-------- ITEMS

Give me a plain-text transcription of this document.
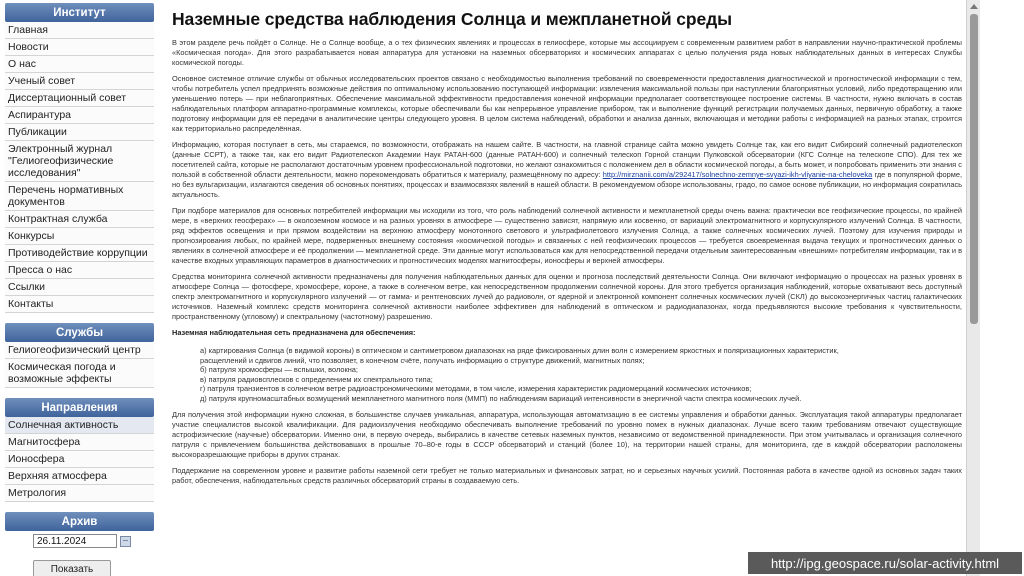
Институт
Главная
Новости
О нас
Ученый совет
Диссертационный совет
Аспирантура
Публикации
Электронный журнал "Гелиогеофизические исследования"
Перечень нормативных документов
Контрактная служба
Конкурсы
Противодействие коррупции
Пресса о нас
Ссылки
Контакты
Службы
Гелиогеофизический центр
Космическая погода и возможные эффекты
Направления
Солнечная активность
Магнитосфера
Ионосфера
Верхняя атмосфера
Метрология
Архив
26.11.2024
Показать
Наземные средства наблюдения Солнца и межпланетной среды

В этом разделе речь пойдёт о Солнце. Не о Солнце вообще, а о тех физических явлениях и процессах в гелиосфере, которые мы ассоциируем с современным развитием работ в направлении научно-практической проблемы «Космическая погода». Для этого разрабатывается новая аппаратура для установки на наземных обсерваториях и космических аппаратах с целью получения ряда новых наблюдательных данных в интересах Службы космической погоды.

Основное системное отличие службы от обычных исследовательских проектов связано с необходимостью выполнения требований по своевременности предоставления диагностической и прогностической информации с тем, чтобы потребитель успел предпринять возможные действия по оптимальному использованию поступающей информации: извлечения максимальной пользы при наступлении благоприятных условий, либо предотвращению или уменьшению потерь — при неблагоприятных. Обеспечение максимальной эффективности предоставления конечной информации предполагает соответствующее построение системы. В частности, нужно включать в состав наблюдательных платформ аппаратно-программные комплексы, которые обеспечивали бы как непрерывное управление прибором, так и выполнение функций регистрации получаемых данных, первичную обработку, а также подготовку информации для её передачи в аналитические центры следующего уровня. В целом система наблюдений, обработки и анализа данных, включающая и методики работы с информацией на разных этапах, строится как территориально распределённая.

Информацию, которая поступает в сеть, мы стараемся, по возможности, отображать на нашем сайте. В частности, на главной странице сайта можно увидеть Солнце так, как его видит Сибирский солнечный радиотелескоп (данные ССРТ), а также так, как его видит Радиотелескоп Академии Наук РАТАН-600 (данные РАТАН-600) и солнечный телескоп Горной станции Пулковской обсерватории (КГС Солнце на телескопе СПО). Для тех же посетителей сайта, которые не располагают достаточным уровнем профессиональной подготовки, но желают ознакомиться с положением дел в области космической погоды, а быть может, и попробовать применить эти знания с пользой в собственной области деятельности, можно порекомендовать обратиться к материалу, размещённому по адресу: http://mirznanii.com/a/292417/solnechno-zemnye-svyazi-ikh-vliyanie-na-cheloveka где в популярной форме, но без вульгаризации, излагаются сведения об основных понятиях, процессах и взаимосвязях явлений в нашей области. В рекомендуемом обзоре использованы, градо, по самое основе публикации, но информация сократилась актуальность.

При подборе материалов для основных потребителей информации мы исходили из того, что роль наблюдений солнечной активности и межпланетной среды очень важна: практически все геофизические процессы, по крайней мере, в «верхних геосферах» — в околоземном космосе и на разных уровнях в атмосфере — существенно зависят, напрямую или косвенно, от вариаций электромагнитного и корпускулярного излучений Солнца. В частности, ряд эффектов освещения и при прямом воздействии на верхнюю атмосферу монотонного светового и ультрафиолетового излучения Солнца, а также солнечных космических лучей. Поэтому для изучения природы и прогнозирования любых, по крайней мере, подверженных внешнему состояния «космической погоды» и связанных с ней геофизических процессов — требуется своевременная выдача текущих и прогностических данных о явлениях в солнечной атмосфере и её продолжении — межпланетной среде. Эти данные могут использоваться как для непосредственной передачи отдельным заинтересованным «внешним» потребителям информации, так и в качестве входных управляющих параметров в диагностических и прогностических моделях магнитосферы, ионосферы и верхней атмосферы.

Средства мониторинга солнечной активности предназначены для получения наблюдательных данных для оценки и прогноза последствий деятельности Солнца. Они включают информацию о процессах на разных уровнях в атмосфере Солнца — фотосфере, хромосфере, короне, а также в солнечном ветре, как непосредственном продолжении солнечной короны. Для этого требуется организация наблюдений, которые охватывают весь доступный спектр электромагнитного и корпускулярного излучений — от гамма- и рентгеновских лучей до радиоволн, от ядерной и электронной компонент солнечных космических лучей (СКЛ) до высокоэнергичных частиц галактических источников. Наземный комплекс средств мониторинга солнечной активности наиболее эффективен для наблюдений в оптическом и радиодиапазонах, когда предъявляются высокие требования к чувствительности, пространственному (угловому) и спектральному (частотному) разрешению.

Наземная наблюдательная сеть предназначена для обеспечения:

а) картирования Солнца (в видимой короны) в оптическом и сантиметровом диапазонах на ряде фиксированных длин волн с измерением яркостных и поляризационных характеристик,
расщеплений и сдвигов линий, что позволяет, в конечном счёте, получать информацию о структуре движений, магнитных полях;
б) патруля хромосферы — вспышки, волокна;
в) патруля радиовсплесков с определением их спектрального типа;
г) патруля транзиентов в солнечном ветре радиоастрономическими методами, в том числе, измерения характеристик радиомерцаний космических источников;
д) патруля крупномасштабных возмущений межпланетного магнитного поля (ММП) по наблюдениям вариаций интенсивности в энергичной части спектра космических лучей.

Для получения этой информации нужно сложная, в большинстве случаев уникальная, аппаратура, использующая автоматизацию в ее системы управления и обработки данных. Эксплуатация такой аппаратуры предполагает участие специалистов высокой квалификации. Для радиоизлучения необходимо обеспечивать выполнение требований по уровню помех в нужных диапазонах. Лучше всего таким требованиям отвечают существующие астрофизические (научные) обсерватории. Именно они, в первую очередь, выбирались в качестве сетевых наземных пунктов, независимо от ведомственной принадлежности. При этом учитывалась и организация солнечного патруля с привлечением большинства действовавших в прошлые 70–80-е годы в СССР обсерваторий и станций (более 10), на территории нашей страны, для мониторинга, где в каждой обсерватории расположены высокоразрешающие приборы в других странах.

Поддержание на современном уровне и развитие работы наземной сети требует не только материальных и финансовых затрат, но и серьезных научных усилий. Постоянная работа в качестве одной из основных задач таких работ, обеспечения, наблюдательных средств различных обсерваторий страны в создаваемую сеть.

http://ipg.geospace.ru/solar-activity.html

----------------

WRITTEN TASK | Write out each line of the data that holds the string "солнечных".

RESPONSE |
При подборе материалов для основных потребителей информации мы исходили из того, что роль наблюдений солнечной активности и межпланетной среды очень важна: практически все геофизические процессы, по крайней мере, в «верхних геосферах» — в околоземном космосе и на разных уровнях в атмосфере — существенно зависят, напрямую или косвенно, от вариаций электромагнитного и корпускулярного излучений Солнца. В частности, ряд эффектов освещения и при прямом воздействии на верхнюю атмосферу монотонного светового и ультрафиолетового излучения Солнца, а также солнечных космических лучей. Поэтому для изучения природы и прогнозирования любых, по крайней мере, подверженных внешнему состояния «космической погоды» и связанных с ней геофизических процессов — требуется своевременная выдача текущих и прогностических данных о явлениях в солнечной атмосфере и её продолжении — межпланетной среде. Эти данные могут использоваться как для непосредственной передачи отдельным заинтересованным «внешним» потребителям информации, так и в качестве входных управляющих параметров в диагностических и прогностических моделях магнитосферы, ионосферы и верхней атмосферы.
Средства мониторинга солнечной активности предназначены для получения наблюдательных данных для оценки и прогноза последствий деятельности Солнца. Они включают информацию о процессах на разных уровнях в атмосфере Солнца — фотосфере, хромосфере, короне, а также в солнечном ветре, как непосредственном продолжении солнечной короны. Для этого требуется организация наблюдений, которые охватывают весь доступный спектр электромагнитного и корпускулярного излучений — от гамма- и рентгеновских лучей до радиоволн, от ядерной и электронной компонент солнечных космических лучей (СКЛ) до высокоэнергичных частиц галактических источников. Наземный комплекс средств мониторинга солнечной активности наиболее эффективен для наблюдений в оптическом и радиодиапазонах, когда предъявляются высокие требования к чувствительности, пространственному (угловому) и спектральному (частотному) разрешению.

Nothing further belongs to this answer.